[GIVEN INSTRUCTION]: Work out the number of lines containing "単数回答". Answer with nothing but that number.
— Start —
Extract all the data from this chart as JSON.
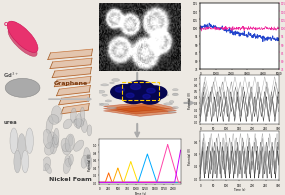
{
  "background_color": "#ede9e3",
  "cycle_stability": {
    "blue_color": "#2244cc",
    "pink_color": "#ee2299"
  },
  "cv_colors": [
    "#ff6600",
    "#ffaa00",
    "#ffdd00",
    "#00aaff",
    "#ff44aa",
    "#cc00ff"
  ],
  "gcd_dark": "#444444",
  "arrow_color": "#bbbbbb"
}
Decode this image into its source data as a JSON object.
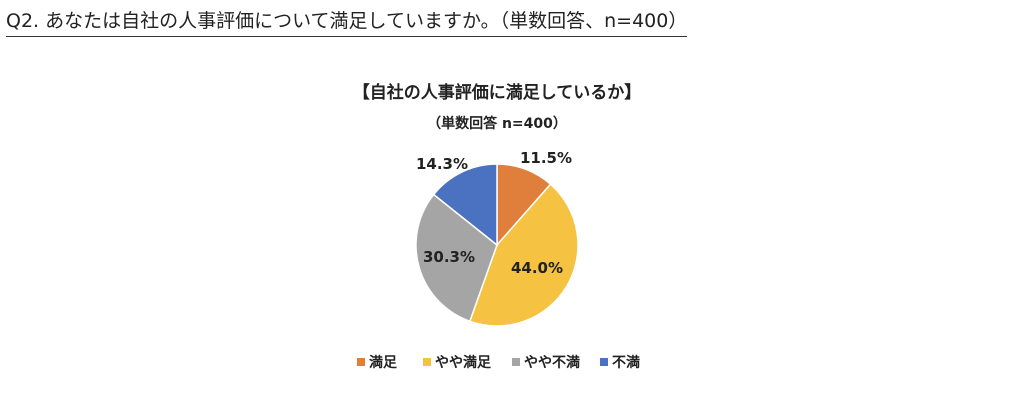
{
  "question": {
    "text": "Q2. あなたは自社の人事評価について満足していますか。（単数回答、n=400）"
  },
  "chart_data": {
    "type": "pie",
    "title": "【自社の人事評価に満足しているか】",
    "subtitle": "（単数回答  n=400）",
    "categories": [
      "満足",
      "やや満足",
      "やや不満",
      "不満"
    ],
    "values": [
      11.5,
      44.0,
      30.3,
      14.3
    ],
    "data_labels": [
      "11.5%",
      "44.0%",
      "30.3%",
      "14.3%"
    ],
    "colors": [
      "#E07E3C",
      "#F5C242",
      "#A5A5A5",
      "#4A72C0"
    ],
    "legend_position": "bottom",
    "start_angle": "12 o'clock",
    "direction": "clockwise"
  }
}
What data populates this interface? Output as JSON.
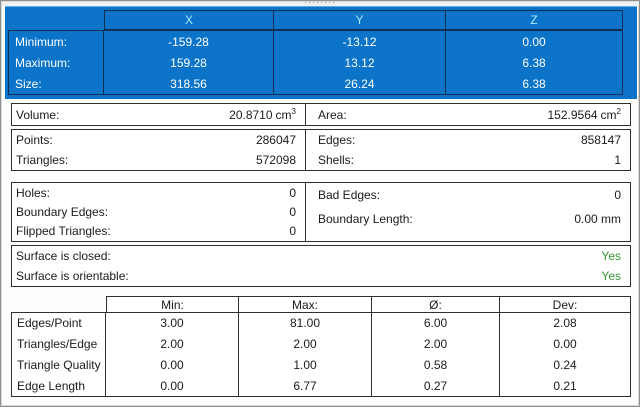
{
  "window": {
    "drag_handle_dots": "········"
  },
  "colors": {
    "selection_blue": "#0b74c9",
    "selection_border": "#132e52",
    "selection_header_text": "#a8e7fa",
    "box_border": "#2f2f2f",
    "yes_green": "#339933"
  },
  "bbox_table": {
    "headers": [
      "X",
      "Y",
      "Z"
    ],
    "rows": [
      {
        "label": "Minimum:",
        "x": "-159.28",
        "y": "-13.12",
        "z": "0.00"
      },
      {
        "label": "Maximum:",
        "x": "159.28",
        "y": "13.12",
        "z": "6.38"
      },
      {
        "label": "Size:",
        "x": "318.56",
        "y": "26.24",
        "z": "6.38"
      }
    ]
  },
  "metrics": {
    "volume": {
      "label": "Volume:",
      "value": "20.8710",
      "unit": "cm",
      "unit_exp": "3"
    },
    "area": {
      "label": "Area:",
      "value": "152.9564",
      "unit": "cm",
      "unit_exp": "2"
    },
    "points": {
      "label": "Points:",
      "value": "286047"
    },
    "edges": {
      "label": "Edges:",
      "value": "858147"
    },
    "triangles": {
      "label": "Triangles:",
      "value": "572098"
    },
    "shells": {
      "label": "Shells:",
      "value": "1"
    },
    "holes": {
      "label": "Holes:",
      "value": "0"
    },
    "bad_edges": {
      "label": "Bad Edges:",
      "value": "0"
    },
    "boundary_edges": {
      "label": "Boundary Edges:",
      "value": "0"
    },
    "boundary_length": {
      "label": "Boundary Length:",
      "value": "0.00 mm"
    },
    "flipped_triangles": {
      "label": "Flipped Triangles:",
      "value": "0"
    }
  },
  "surface": {
    "closed": {
      "label": "Surface is closed:",
      "value": "Yes"
    },
    "orientable": {
      "label": "Surface is orientable:",
      "value": "Yes"
    }
  },
  "stats_table": {
    "headers": [
      "Min:",
      "Max:",
      "Ø:",
      "Dev:"
    ],
    "rows": [
      {
        "label": "Edges/Point",
        "min": "3.00",
        "max": "81.00",
        "avg": "6.00",
        "dev": "2.08"
      },
      {
        "label": "Triangles/Edge",
        "min": "2.00",
        "max": "2.00",
        "avg": "2.00",
        "dev": "0.00"
      },
      {
        "label": "Triangle Quality",
        "min": "0.00",
        "max": "1.00",
        "avg": "0.58",
        "dev": "0.24"
      },
      {
        "label": "Edge Length",
        "min": "0.00",
        "max": "6.77",
        "avg": "0.27",
        "dev": "0.21"
      }
    ]
  }
}
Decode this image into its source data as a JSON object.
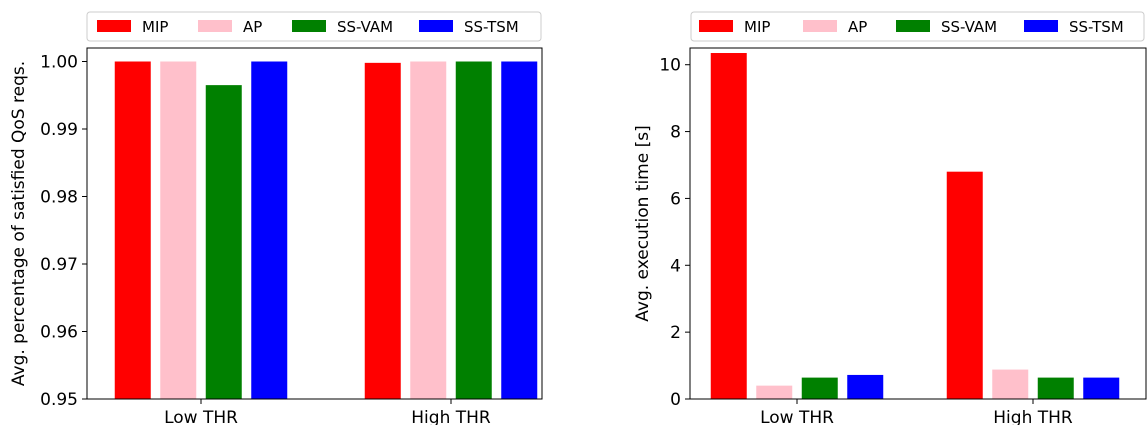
{
  "chart_data": [
    {
      "type": "bar",
      "categories": [
        "Low THR",
        "High THR"
      ],
      "series": [
        {
          "name": "MIP",
          "color": "#ff0000",
          "values": [
            1.0,
            0.9998
          ]
        },
        {
          "name": "AP",
          "color": "#ffc0cb",
          "values": [
            1.0,
            1.0
          ]
        },
        {
          "name": "SS-VAM",
          "color": "#008000",
          "values": [
            0.9965,
            1.0
          ]
        },
        {
          "name": "SS-TSM",
          "color": "#0000ff",
          "values": [
            1.0,
            1.0
          ]
        }
      ],
      "title": "",
      "xlabel": "",
      "ylabel": "Avg. percentage of satisfied QoS reqs.",
      "ylim": [
        0.95,
        1.002
      ],
      "yticks": [
        "0.95",
        "0.96",
        "0.97",
        "0.98",
        "0.99",
        "1.00"
      ],
      "legend": "top",
      "grid": false
    },
    {
      "type": "bar",
      "categories": [
        "Low THR",
        "High THR"
      ],
      "series": [
        {
          "name": "MIP",
          "color": "#ff0000",
          "values": [
            10.35,
            6.8
          ]
        },
        {
          "name": "AP",
          "color": "#ffc0cb",
          "values": [
            0.4,
            0.88
          ]
        },
        {
          "name": "SS-VAM",
          "color": "#008000",
          "values": [
            0.64,
            0.64
          ]
        },
        {
          "name": "SS-TSM",
          "color": "#0000ff",
          "values": [
            0.72,
            0.64
          ]
        }
      ],
      "title": "",
      "xlabel": "",
      "ylabel": "Avg. execution time [s]",
      "ylim": [
        0,
        10.5
      ],
      "yticks": [
        "0",
        "2",
        "4",
        "6",
        "8",
        "10"
      ],
      "legend": "top",
      "grid": false
    }
  ]
}
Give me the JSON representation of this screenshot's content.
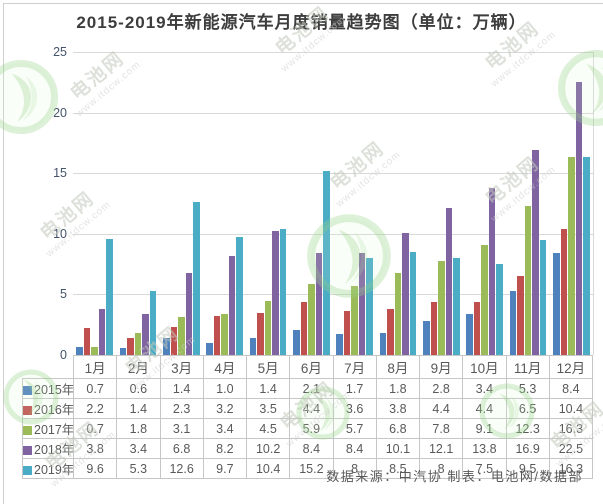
{
  "title": "2015-2019年新能源汽车月度销量趋势图（单位：万辆）",
  "source_note": "数据来源：中汽协  制表：电池网/数据部",
  "watermark": {
    "brand": "电池网",
    "url": "www.itdcw.com"
  },
  "chart_data": {
    "type": "bar",
    "title": "2015-2019年新能源汽车月度销量趋势图（单位：万辆）",
    "unit": "万辆",
    "categories": [
      "1月",
      "2月",
      "3月",
      "4月",
      "5月",
      "6月",
      "7月",
      "8月",
      "9月",
      "10月",
      "11月",
      "12月"
    ],
    "series": [
      {
        "name": "2015年",
        "color": "#4f81bd",
        "values": [
          0.7,
          0.6,
          1.4,
          1.0,
          1.4,
          2.1,
          1.7,
          1.8,
          2.8,
          3.4,
          5.3,
          8.4
        ],
        "display": [
          "0.7",
          "0.6",
          "1.4",
          "1.0",
          "1.4",
          "2.1",
          "1.7",
          "1.8",
          "2.8",
          "3.4",
          "5.3",
          "8.4"
        ]
      },
      {
        "name": "2016年",
        "color": "#c0504d",
        "values": [
          2.2,
          1.4,
          2.3,
          3.2,
          3.5,
          4.4,
          3.6,
          3.8,
          4.4,
          4.4,
          6.5,
          10.4
        ],
        "display": [
          "2.2",
          "1.4",
          "2.3",
          "3.2",
          "3.5",
          "4.4",
          "3.6",
          "3.8",
          "4.4",
          "4.4",
          "6.5",
          "10.4"
        ]
      },
      {
        "name": "2017年",
        "color": "#9bbb59",
        "values": [
          0.7,
          1.8,
          3.1,
          3.4,
          4.5,
          5.9,
          5.7,
          6.8,
          7.8,
          9.1,
          12.3,
          16.3
        ],
        "display": [
          "0.7",
          "1.8",
          "3.1",
          "3.4",
          "4.5",
          "5.9",
          "5.7",
          "6.8",
          "7.8",
          "9.1",
          "12.3",
          "16.3"
        ]
      },
      {
        "name": "2018年",
        "color": "#8064a2",
        "values": [
          3.8,
          3.4,
          6.8,
          8.2,
          10.2,
          8.4,
          8.4,
          10.1,
          12.1,
          13.8,
          16.9,
          22.5
        ],
        "display": [
          "3.8",
          "3.4",
          "6.8",
          "8.2",
          "10.2",
          "8.4",
          "8.4",
          "10.1",
          "12.1",
          "13.8",
          "16.9",
          "22.5"
        ]
      },
      {
        "name": "2019年",
        "color": "#4bacc6",
        "values": [
          9.6,
          5.3,
          12.6,
          9.7,
          10.4,
          15.2,
          8,
          8.5,
          8,
          7.5,
          9.5,
          16.3
        ],
        "display": [
          "9.6",
          "5.3",
          "12.6",
          "9.7",
          "10.4",
          "15.2",
          "8",
          "8.5",
          "8",
          "7.5",
          "9.5",
          "16.3"
        ]
      }
    ],
    "ylim": [
      0,
      25
    ],
    "yticks": [
      0,
      5,
      10,
      15,
      20,
      25
    ],
    "grid": true,
    "legend_position": "data-table-left",
    "xlabel": "",
    "ylabel": ""
  }
}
— End —
[SOLUTION BELOW]: 2